__Figure contents as structured data__:
▬▬▬▬▬▬▬▬▬▬

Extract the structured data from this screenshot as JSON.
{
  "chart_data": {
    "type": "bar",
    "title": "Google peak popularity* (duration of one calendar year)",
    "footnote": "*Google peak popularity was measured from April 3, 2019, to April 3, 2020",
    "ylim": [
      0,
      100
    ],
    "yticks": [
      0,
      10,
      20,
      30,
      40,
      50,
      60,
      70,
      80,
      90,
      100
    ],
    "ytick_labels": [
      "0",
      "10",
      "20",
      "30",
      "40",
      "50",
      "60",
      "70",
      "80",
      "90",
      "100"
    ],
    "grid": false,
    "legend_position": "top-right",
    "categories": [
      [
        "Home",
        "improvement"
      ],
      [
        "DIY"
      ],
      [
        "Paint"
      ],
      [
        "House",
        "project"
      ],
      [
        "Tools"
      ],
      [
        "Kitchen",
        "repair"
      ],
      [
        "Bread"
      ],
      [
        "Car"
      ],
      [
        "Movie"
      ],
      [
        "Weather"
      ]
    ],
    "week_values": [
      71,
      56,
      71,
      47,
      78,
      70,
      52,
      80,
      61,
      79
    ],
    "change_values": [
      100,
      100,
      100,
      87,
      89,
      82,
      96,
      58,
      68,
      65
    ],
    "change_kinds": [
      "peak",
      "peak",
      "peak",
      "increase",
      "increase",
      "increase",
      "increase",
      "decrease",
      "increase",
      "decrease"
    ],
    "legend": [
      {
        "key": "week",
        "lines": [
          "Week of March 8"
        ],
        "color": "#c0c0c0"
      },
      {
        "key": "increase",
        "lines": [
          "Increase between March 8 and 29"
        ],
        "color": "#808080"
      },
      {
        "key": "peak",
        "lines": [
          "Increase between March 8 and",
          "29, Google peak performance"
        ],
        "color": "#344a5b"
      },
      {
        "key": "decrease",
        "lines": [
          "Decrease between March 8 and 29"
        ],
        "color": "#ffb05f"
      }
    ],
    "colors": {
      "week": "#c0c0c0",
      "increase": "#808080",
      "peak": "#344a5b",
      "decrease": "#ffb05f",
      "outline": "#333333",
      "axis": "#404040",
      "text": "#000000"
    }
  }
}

▬▬▬▬▬▬▬▬▬▬

__DIRECTION__: Type the whole listing again, unaltered.

__SOLUTION TO THIS PROBLEM__:
Extract the structured data from this screenshot as JSON.
{
  "chart_data": {
    "type": "bar",
    "title": "Google peak popularity* (duration of one calendar year)",
    "footnote": "*Google peak popularity was measured from April 3, 2019, to April 3, 2020",
    "ylim": [
      0,
      100
    ],
    "yticks": [
      0,
      10,
      20,
      30,
      40,
      50,
      60,
      70,
      80,
      90,
      100
    ],
    "ytick_labels": [
      "0",
      "10",
      "20",
      "30",
      "40",
      "50",
      "60",
      "70",
      "80",
      "90",
      "100"
    ],
    "grid": false,
    "legend_position": "top-right",
    "categories": [
      [
        "Home",
        "improvement"
      ],
      [
        "DIY"
      ],
      [
        "Paint"
      ],
      [
        "House",
        "project"
      ],
      [
        "Tools"
      ],
      [
        "Kitchen",
        "repair"
      ],
      [
        "Bread"
      ],
      [
        "Car"
      ],
      [
        "Movie"
      ],
      [
        "Weather"
      ]
    ],
    "week_values": [
      71,
      56,
      71,
      47,
      78,
      70,
      52,
      80,
      61,
      79
    ],
    "change_values": [
      100,
      100,
      100,
      87,
      89,
      82,
      96,
      58,
      68,
      65
    ],
    "change_kinds": [
      "peak",
      "peak",
      "peak",
      "increase",
      "increase",
      "increase",
      "increase",
      "decrease",
      "increase",
      "decrease"
    ],
    "legend": [
      {
        "key": "week",
        "lines": [
          "Week of March 8"
        ],
        "color": "#c0c0c0"
      },
      {
        "key": "increase",
        "lines": [
          "Increase between March 8 and 29"
        ],
        "color": "#808080"
      },
      {
        "key": "peak",
        "lines": [
          "Increase between March 8 and",
          "29, Google peak performance"
        ],
        "color": "#344a5b"
      },
      {
        "key": "decrease",
        "lines": [
          "Decrease between March 8 and 29"
        ],
        "color": "#ffb05f"
      }
    ],
    "colors": {
      "week": "#c0c0c0",
      "increase": "#808080",
      "peak": "#344a5b",
      "decrease": "#ffb05f",
      "outline": "#333333",
      "axis": "#404040",
      "text": "#000000"
    }
  }
}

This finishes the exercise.